** Start of Given entries **
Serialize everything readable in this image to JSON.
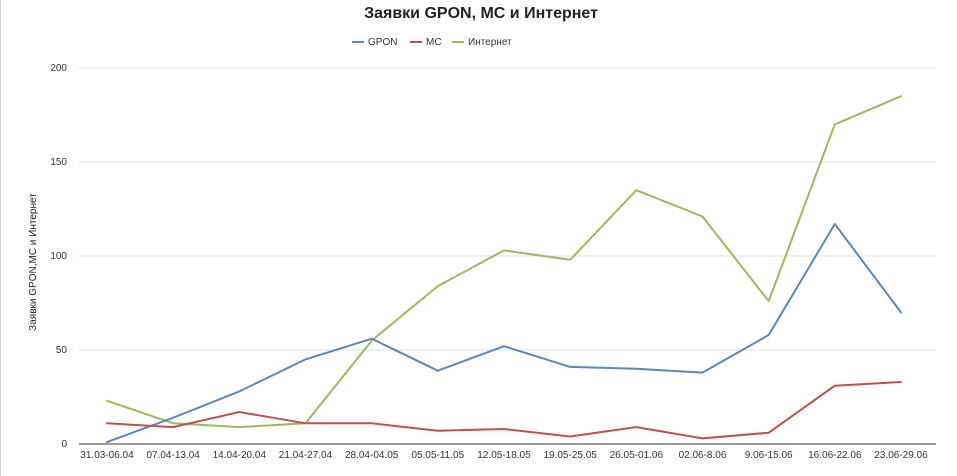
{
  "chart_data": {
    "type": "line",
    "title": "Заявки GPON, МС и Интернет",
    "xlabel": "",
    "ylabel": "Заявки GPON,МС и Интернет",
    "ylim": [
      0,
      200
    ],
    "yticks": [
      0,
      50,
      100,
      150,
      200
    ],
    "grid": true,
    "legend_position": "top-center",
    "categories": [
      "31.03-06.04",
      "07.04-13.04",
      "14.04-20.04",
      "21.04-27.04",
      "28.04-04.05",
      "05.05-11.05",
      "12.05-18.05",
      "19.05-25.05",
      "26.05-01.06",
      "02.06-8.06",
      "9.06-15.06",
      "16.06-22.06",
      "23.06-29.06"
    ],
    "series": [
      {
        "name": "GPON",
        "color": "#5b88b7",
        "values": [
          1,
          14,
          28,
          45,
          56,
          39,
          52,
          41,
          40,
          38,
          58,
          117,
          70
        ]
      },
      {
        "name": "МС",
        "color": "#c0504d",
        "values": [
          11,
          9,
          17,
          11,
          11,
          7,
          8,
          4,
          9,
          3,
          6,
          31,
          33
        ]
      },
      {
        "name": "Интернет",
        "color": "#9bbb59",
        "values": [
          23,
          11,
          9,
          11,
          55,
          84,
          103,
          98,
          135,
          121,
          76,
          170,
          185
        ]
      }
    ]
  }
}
** End of Given entries **
** Start of Given entries **
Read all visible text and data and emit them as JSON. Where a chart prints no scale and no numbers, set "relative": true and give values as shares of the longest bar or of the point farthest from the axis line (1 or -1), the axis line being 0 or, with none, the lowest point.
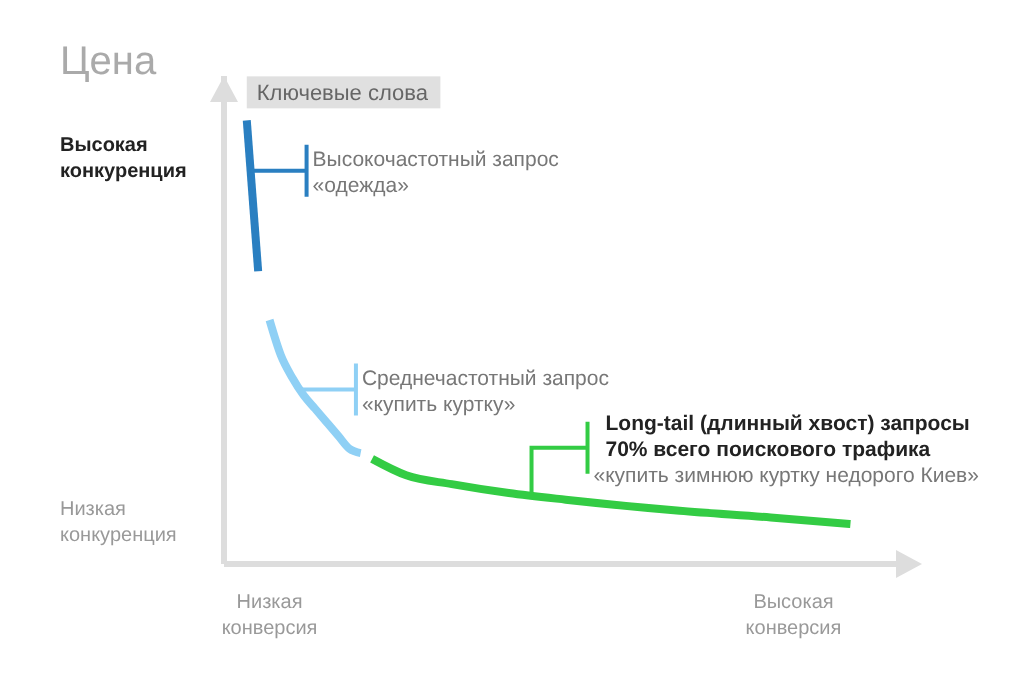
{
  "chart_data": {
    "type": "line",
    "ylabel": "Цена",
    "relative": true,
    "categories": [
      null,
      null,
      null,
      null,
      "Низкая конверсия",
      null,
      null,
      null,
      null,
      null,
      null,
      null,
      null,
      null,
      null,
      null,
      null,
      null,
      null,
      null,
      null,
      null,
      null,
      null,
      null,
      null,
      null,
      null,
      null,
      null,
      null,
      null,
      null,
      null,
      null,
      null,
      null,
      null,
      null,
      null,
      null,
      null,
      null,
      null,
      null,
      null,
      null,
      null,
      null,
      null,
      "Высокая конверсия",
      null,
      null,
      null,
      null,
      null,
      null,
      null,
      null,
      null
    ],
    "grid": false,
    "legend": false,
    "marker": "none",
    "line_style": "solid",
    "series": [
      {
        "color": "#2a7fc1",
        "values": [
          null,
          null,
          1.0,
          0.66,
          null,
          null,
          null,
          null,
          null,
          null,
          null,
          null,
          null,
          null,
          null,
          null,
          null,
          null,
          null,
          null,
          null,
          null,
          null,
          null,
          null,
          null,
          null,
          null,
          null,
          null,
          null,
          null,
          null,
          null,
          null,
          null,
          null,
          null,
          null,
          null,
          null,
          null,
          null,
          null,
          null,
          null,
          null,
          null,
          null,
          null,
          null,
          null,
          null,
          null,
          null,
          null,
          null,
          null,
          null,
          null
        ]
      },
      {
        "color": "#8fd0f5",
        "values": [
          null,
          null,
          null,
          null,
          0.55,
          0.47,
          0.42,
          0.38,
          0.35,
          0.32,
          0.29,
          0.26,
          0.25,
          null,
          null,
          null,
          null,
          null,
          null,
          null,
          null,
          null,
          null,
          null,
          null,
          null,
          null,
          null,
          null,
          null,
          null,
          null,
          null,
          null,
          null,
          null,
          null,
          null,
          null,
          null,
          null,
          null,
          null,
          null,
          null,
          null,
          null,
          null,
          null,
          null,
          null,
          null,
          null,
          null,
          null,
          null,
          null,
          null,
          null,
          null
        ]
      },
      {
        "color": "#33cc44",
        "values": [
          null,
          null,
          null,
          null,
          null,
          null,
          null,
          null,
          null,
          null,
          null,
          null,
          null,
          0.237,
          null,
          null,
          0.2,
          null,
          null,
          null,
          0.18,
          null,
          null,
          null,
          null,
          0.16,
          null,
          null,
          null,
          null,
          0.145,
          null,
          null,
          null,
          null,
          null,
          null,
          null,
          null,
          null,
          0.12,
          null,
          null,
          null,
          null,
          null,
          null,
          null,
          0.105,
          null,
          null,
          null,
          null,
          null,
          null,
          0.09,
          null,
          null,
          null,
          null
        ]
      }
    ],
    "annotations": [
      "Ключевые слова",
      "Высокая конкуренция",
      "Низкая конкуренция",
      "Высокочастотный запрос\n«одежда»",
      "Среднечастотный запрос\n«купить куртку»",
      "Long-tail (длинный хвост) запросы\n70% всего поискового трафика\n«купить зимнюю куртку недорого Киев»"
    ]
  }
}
** End of Given entries **
= To be done =
Look for the word "конкуренция" and return every line where it occurs.

= Written answer =
      "Высокая конкуренция",
      "Низкая конкуренция",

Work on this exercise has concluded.